* Given text *
## start

Witnesses testify senior HUD officials broke federal law


Washington, Feb 4 -

Senior officials at the Department of Housing and Urban Development (HUD) – some of whom were presidentially-appointed and Senate-confirmed – broke federal law and violated employment practices, according to investigators from HUD’s Office of Inspector General and the Government Accountability Office (GAO).

In testimony today before the House Financial Services Subcommittee on Oversight and Investigations, HUD Inspector General David Montoya described instances of “senior officials bending the rules and engaging in outright misconduct, sometimes with minimal risk that HUD will take appropriate action when it learns of the misconduct.”

A witness from the GAO told the Subcommittee that her agency concluded HUD officials also violated federal law by engaging in “indirect or grassroots lobbying” when they urged individuals at organizations that receive HUD funding to contact members of Congress regarding HUD’s pending appropriations bill.

## end

* Material supplied *
## start

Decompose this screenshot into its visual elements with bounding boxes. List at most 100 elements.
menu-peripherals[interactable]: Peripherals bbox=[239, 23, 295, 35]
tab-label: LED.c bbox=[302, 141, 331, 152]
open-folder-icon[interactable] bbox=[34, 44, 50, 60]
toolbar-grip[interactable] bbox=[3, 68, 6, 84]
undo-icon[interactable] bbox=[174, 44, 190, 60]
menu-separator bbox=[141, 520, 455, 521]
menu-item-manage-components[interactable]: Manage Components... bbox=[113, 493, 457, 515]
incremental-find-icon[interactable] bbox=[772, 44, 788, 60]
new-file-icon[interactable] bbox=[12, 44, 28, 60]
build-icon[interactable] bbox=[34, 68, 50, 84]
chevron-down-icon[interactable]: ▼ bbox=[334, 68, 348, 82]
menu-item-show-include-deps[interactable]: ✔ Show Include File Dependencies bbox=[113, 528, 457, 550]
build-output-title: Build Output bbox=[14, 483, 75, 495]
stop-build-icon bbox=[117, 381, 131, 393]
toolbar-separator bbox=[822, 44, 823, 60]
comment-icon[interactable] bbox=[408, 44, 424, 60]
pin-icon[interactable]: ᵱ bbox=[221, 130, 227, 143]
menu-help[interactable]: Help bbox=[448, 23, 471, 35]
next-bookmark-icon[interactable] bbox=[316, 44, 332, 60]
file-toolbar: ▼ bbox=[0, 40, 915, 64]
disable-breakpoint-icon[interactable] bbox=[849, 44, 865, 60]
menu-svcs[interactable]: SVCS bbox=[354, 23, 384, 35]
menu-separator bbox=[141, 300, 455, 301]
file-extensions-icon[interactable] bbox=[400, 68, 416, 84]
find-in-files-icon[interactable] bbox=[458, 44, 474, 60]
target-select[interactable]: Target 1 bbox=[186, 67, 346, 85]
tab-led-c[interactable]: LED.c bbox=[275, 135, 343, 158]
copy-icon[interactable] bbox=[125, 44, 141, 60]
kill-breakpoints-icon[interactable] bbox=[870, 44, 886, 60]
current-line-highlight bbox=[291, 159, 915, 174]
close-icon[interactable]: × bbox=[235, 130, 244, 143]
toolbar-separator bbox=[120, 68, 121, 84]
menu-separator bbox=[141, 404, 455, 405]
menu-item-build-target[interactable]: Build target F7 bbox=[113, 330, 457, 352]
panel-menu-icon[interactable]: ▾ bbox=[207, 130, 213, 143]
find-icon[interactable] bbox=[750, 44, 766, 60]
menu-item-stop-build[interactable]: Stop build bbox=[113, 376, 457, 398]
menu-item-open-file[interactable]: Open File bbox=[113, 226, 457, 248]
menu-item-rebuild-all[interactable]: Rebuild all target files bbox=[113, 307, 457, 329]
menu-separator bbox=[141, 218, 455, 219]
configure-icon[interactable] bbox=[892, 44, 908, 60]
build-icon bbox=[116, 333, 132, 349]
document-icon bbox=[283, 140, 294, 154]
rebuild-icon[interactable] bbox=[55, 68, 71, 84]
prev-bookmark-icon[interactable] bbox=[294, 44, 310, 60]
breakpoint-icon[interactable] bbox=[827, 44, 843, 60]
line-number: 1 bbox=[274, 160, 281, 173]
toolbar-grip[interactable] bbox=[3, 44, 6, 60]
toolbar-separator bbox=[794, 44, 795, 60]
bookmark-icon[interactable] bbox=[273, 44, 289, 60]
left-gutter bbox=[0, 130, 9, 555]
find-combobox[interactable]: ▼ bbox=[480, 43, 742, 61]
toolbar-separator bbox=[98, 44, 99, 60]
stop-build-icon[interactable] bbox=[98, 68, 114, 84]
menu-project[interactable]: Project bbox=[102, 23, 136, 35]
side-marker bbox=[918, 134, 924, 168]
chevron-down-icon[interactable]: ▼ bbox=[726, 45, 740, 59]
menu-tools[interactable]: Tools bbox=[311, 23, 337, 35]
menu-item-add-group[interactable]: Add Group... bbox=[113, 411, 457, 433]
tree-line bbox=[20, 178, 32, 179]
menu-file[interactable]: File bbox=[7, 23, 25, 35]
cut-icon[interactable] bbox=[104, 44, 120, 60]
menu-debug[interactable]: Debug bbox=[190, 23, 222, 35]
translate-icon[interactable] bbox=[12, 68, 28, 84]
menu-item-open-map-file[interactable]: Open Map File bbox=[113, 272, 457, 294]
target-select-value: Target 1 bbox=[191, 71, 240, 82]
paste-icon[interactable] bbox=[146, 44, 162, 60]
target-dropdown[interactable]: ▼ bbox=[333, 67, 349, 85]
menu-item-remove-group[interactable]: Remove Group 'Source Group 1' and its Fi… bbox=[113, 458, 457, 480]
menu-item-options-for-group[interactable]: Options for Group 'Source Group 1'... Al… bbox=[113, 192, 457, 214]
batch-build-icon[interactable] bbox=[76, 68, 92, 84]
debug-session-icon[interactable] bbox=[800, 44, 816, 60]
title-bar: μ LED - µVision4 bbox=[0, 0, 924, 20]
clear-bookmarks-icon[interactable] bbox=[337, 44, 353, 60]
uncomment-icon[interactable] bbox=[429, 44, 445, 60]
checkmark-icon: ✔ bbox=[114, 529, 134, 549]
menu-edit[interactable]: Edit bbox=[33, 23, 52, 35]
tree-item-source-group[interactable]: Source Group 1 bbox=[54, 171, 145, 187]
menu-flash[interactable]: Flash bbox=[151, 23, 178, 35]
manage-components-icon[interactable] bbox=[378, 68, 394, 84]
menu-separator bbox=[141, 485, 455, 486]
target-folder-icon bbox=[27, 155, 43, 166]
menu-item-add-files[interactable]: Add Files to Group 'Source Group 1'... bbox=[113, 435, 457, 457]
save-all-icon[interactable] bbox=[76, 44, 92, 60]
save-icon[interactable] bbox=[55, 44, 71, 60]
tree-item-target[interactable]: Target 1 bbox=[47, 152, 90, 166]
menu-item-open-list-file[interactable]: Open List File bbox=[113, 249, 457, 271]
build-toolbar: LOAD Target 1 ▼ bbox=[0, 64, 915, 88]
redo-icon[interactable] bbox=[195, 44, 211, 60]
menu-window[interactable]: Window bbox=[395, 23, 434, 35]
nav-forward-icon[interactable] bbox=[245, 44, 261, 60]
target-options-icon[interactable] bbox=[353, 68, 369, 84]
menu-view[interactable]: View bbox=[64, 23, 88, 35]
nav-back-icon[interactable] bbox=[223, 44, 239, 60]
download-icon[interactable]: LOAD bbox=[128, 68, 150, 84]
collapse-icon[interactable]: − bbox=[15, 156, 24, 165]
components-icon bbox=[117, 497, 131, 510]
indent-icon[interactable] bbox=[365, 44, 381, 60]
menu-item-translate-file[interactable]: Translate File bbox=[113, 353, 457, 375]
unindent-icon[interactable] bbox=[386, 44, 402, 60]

## end

* Given exercise A *
Update the part of the HUD testimony article that opens with the words containing "Witnesses testify senior" and closes with "Accountability Office (GAO).", replacing "federal law" with "federal regulations".
* Given exercise B *
Repeat the entries above exactly, starting with the first entry and ending with the line containing "menu-item-stop-build[interactable]: Stop build". Include both ends.

* Task answer A *
Witnesses testify senior HUD officials broke federal regulations


Washington, Feb 4 -

Senior officials at the Department of Housing and Urban Development (HUD) – some of whom were presidentially-appointed and Senate-confirmed – broke federal regulations and violated employment practices, according to investigators from HUD’s Office of Inspector General and the Government Accountability Office (GAO).

* Task answer B *
Decompose this screenshot into its visual elements with bounding boxes. List at most 100 elements.
menu-peripherals[interactable]: Peripherals bbox=[239, 23, 295, 35]
tab-label: LED.c bbox=[302, 141, 331, 152]
open-folder-icon[interactable] bbox=[34, 44, 50, 60]
toolbar-grip[interactable] bbox=[3, 68, 6, 84]
undo-icon[interactable] bbox=[174, 44, 190, 60]
menu-separator bbox=[141, 520, 455, 521]
menu-item-manage-components[interactable]: Manage Components... bbox=[113, 493, 457, 515]
incremental-find-icon[interactable] bbox=[772, 44, 788, 60]
new-file-icon[interactable] bbox=[12, 44, 28, 60]
build-icon[interactable] bbox=[34, 68, 50, 84]
chevron-down-icon[interactable]: ▼ bbox=[334, 68, 348, 82]
menu-item-show-include-deps[interactable]: ✔ Show Include File Dependencies bbox=[113, 528, 457, 550]
build-output-title: Build Output bbox=[14, 483, 75, 495]
stop-build-icon bbox=[117, 381, 131, 393]
toolbar-separator bbox=[822, 44, 823, 60]
comment-icon[interactable] bbox=[408, 44, 424, 60]
pin-icon[interactable]: ᵱ bbox=[221, 130, 227, 143]
menu-help[interactable]: Help bbox=[448, 23, 471, 35]
next-bookmark-icon[interactable] bbox=[316, 44, 332, 60]
file-toolbar: ▼ bbox=[0, 40, 915, 64]
disable-breakpoint-icon[interactable] bbox=[849, 44, 865, 60]
menu-svcs[interactable]: SVCS bbox=[354, 23, 384, 35]
menu-separator bbox=[141, 300, 455, 301]
file-extensions-icon[interactable] bbox=[400, 68, 416, 84]
find-in-files-icon[interactable] bbox=[458, 44, 474, 60]
target-select[interactable]: Target 1 bbox=[186, 67, 346, 85]
tab-led-c[interactable]: LED.c bbox=[275, 135, 343, 158]
copy-icon[interactable] bbox=[125, 44, 141, 60]
kill-breakpoints-icon[interactable] bbox=[870, 44, 886, 60]
current-line-highlight bbox=[291, 159, 915, 174]
close-icon[interactable]: × bbox=[235, 130, 244, 143]
toolbar-separator bbox=[120, 68, 121, 84]
menu-separator bbox=[141, 404, 455, 405]
menu-item-build-target[interactable]: Build target F7 bbox=[113, 330, 457, 352]
panel-menu-icon[interactable]: ▾ bbox=[207, 130, 213, 143]
find-icon[interactable] bbox=[750, 44, 766, 60]
menu-item-stop-build[interactable]: Stop build bbox=[113, 376, 457, 398]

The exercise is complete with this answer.